#### TASKS TO COMPLETE:
a) Which courts does the Church Lane case summary name as ruling on the dispute? List every one.
b) In the Church Lane case summary, how large is the Hornsbys' farm, and in which county is it located?
c) Does the Church Lane case summary support each statement? (i) The Hornsbys installed gates in 2006. (ii) The Court of Appeals upheld the trial court's judgment. (iii) Most of Church Lane lies on Sproul's tract.

#### SELECTED EXTRACT:
╭──

Kentucky Properties Holding LLC v. Sproul
2016 Ky. LEXIS 428
| Ky. | 2016Background
- Church Lane is a gravel passway providing access across the Hornsbys’ 196‑acre Gallatin County farm to a small “middle property” and to Sproul’s tract; most of the lane lies on the Hornsbys’ land.
- The Hornsbys installed gates (2006) and opened an alternate route, Carolina Road; neighbors were given gate codes but Sproul (and predecessors) continued using Church Lane.
- The Hornsbys sued (2007) to require the lane gate be kept locked; after litigation and a bench trial the trial court found (1) the western/northern portion was private, (2) the eastern portion had been a public road but was discontinued and reverted to private ownership before the Hornsbys’ 2005 purchase.
- The Court of Appeals reversed, holding the entire lane was a public road under KRS 178.116 and Bailey because Sproul needed access and had not consented to discontinuance; it remanded to determine width.
- The Supreme Court granted review, applied deferential factual review to the trial court’s findings, rejected the Court of Appeals’ statutory approach, and reinstated the trial court judgment.

╰──

#### SUPPLIED RECORDS:

╭──

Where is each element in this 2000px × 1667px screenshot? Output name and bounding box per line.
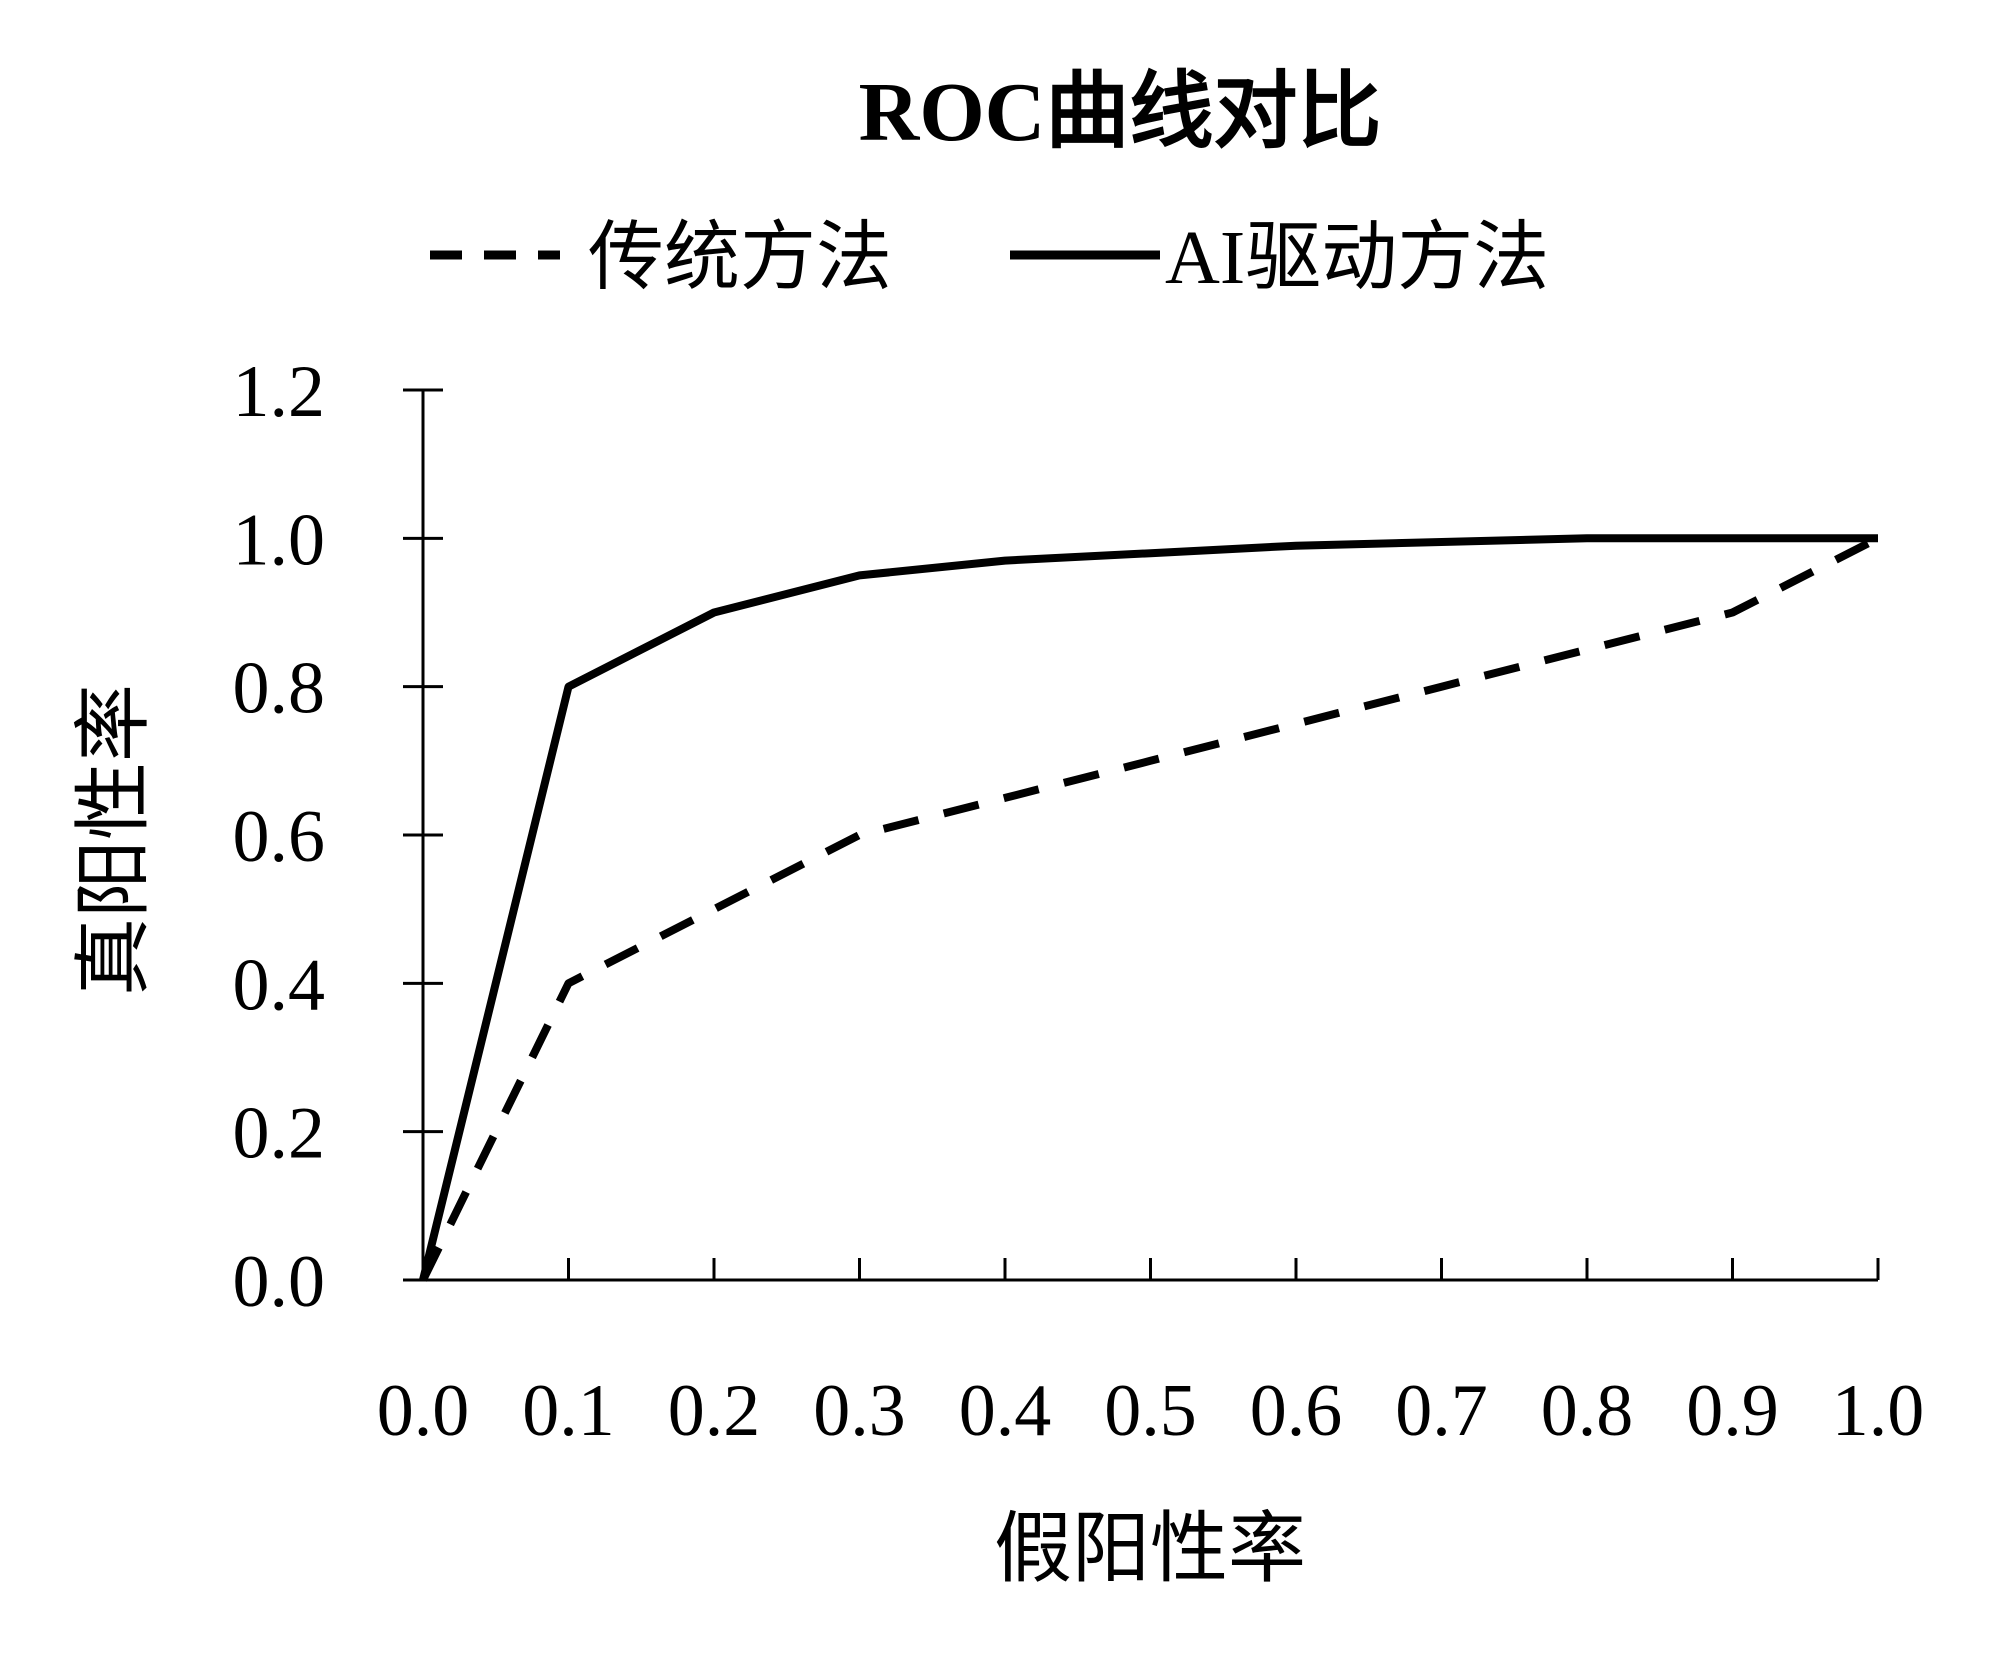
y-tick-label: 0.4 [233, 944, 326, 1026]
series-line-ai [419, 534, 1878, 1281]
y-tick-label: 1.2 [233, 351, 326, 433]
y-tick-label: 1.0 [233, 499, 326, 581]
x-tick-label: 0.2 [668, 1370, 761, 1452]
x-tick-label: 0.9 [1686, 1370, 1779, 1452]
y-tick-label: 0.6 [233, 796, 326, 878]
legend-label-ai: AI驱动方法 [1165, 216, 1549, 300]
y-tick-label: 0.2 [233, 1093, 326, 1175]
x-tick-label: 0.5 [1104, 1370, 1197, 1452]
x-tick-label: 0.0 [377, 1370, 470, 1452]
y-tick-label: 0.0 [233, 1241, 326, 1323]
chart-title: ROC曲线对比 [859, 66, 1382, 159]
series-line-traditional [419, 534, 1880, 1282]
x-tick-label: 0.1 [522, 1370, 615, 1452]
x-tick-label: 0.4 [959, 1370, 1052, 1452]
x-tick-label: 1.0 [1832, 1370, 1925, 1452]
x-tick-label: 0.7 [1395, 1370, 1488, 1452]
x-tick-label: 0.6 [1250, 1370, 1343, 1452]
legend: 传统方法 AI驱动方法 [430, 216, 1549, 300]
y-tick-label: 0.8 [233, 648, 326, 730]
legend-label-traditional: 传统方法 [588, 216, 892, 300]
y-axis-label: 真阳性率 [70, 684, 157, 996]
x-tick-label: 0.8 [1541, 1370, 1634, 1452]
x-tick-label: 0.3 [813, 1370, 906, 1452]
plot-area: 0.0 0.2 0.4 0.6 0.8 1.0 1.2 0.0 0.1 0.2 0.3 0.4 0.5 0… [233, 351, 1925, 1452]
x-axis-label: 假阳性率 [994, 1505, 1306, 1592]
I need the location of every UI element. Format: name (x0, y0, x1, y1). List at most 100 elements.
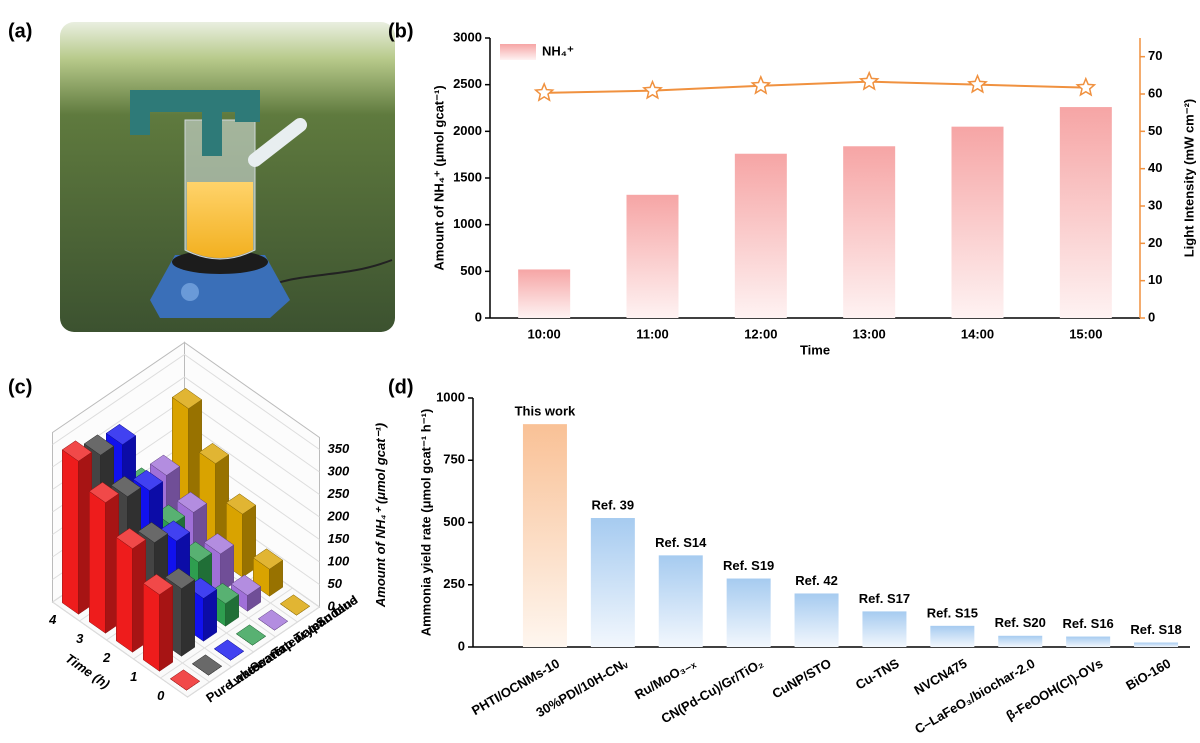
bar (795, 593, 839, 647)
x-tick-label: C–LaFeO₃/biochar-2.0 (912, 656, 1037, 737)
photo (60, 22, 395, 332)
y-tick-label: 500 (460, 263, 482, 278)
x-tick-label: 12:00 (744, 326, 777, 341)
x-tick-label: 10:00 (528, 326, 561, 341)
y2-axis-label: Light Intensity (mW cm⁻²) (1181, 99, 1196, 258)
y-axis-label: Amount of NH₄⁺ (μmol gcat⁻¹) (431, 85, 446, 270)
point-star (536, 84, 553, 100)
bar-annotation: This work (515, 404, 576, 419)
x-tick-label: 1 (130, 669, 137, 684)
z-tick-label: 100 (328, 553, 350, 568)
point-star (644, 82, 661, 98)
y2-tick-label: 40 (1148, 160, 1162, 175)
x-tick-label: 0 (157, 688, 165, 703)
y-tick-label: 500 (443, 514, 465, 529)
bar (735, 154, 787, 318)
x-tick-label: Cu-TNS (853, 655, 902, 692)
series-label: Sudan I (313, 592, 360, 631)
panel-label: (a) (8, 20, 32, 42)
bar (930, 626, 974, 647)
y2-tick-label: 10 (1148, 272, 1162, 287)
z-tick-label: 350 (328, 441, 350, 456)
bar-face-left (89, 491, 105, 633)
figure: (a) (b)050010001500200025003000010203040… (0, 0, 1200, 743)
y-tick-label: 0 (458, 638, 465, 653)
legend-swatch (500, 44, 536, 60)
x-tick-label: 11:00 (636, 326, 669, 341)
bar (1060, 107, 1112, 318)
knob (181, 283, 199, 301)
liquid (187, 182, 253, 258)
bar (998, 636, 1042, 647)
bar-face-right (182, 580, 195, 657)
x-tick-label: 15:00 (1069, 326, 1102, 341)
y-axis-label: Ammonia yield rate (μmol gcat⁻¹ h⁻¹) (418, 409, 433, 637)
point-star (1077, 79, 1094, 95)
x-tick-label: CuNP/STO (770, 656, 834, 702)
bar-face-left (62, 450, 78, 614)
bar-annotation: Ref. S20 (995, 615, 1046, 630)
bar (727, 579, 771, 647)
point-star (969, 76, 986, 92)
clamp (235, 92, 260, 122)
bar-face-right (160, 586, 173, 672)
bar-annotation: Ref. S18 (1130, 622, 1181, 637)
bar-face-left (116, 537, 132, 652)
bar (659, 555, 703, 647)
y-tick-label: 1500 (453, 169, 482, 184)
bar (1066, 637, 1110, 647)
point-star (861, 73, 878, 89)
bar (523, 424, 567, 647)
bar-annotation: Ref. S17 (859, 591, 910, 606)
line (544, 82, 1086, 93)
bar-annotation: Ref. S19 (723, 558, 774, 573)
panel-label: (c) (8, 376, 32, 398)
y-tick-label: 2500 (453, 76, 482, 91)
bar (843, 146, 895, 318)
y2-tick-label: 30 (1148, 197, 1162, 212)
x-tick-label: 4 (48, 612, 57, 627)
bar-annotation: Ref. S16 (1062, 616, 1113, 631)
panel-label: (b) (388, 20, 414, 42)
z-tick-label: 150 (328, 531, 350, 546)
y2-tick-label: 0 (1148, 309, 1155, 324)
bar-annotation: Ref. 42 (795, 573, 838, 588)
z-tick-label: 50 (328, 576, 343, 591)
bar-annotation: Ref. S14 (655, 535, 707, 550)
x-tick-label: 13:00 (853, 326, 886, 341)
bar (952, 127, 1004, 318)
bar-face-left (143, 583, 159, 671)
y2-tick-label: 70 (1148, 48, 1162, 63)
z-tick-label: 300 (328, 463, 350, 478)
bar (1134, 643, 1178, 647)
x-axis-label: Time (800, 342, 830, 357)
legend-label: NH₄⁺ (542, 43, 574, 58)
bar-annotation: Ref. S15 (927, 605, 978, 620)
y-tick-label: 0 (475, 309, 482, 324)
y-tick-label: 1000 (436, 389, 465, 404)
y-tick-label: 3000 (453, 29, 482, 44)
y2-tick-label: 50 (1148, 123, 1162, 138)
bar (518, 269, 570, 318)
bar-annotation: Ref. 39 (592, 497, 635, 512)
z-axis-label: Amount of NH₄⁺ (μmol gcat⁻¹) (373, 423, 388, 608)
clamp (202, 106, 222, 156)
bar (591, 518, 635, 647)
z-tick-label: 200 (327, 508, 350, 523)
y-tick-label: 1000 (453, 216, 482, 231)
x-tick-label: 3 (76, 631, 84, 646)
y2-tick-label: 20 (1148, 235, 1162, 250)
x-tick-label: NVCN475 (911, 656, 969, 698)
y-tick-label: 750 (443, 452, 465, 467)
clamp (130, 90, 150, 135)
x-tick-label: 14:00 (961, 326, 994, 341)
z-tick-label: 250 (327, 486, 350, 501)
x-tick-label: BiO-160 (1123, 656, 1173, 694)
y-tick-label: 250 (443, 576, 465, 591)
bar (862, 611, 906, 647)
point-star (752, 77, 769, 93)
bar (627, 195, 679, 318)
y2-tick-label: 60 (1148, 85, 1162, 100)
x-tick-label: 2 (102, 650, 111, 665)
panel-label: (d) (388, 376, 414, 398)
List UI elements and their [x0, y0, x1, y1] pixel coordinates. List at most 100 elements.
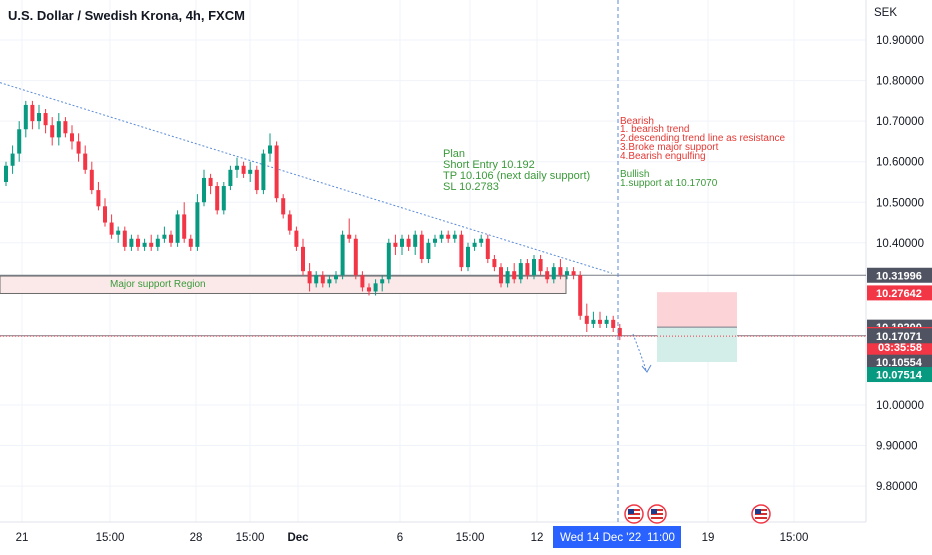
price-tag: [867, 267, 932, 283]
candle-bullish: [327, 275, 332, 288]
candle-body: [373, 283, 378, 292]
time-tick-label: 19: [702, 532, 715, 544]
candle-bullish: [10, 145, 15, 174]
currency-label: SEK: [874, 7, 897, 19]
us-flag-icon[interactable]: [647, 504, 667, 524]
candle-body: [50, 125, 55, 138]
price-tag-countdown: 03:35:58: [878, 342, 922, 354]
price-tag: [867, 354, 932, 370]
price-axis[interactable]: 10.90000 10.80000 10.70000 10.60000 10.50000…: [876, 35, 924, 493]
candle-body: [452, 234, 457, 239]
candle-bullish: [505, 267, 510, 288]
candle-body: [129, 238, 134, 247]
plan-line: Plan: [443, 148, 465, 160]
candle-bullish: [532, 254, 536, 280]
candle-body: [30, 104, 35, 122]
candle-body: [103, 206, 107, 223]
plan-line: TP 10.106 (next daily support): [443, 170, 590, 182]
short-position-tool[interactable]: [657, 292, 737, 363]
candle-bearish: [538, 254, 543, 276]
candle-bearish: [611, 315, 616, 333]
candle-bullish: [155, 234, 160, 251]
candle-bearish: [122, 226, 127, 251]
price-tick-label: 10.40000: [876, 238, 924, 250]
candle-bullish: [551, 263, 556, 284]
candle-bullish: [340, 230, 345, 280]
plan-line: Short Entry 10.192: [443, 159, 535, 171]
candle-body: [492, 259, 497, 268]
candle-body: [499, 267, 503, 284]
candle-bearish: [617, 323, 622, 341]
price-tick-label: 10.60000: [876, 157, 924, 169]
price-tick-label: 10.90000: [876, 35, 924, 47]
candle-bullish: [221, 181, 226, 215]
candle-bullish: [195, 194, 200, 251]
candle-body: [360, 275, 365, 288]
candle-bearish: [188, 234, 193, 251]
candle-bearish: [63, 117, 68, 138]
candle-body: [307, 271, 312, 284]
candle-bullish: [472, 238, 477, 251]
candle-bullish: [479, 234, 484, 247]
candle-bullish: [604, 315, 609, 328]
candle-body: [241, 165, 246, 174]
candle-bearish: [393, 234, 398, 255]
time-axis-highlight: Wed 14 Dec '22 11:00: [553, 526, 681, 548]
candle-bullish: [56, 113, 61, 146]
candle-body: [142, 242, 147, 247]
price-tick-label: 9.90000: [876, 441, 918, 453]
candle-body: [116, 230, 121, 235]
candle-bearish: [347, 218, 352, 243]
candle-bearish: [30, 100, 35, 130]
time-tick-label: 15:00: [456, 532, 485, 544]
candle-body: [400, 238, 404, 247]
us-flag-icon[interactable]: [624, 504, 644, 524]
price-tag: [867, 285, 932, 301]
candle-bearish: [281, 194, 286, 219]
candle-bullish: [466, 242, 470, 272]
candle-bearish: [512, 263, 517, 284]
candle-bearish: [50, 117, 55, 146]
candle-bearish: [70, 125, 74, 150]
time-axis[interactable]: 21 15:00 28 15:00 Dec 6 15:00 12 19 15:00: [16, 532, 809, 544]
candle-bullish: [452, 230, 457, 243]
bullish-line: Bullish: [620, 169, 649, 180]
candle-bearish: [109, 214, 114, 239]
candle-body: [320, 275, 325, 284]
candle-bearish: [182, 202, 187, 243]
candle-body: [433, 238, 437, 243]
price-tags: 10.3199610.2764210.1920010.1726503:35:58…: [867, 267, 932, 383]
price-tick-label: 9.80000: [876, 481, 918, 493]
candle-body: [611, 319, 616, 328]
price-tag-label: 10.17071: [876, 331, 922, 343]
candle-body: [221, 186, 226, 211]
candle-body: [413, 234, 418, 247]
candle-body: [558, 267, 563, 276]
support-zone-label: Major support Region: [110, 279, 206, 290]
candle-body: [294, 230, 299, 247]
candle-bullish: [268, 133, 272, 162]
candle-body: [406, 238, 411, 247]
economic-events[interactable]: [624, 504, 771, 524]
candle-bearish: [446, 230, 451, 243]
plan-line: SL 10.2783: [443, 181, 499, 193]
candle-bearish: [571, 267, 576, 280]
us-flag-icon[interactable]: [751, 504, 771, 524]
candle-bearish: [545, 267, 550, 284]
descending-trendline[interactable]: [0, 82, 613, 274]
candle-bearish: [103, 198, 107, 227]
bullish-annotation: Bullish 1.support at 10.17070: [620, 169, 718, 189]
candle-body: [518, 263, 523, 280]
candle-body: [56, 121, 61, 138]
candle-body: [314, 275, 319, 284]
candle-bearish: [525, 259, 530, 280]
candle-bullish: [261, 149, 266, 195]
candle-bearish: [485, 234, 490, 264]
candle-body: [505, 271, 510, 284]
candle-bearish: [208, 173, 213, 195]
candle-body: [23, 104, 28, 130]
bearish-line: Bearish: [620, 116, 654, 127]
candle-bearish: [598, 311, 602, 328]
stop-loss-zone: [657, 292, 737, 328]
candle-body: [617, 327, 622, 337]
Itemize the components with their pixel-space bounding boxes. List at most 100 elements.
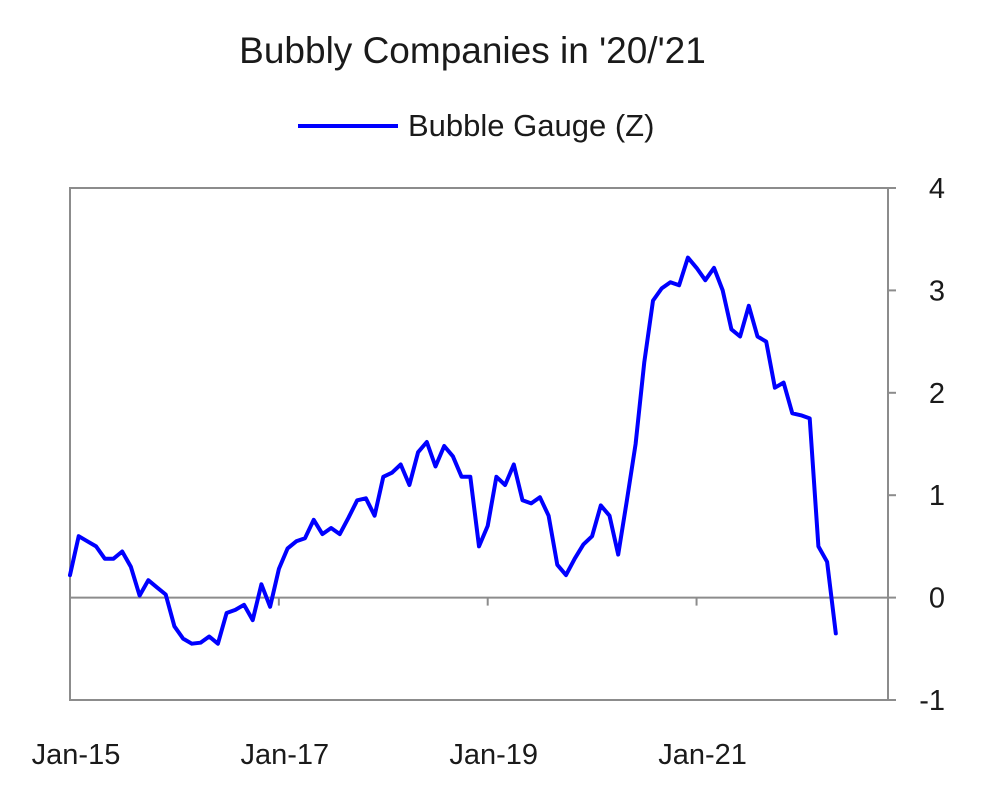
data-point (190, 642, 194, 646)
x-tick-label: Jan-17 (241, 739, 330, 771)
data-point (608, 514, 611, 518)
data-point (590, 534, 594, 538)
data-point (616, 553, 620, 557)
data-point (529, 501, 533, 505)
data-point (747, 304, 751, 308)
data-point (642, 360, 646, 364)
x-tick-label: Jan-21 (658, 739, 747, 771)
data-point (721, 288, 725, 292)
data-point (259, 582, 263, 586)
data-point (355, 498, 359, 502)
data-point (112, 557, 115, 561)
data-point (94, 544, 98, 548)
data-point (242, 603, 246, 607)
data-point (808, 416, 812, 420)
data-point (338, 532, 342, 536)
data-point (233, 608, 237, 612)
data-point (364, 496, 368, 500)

╰──

#### RESULTS:
a) The trial court, the Court of Appeals, and the Supreme Court.

b) 196 acres, in Gallatin County.

c)
(i) Yes: "The Hornsbys installed gates (2006)."
(ii) No: "The Court of Appeals reversed."
(iii) No: "most of the lane lies on the Hornsbys’ land."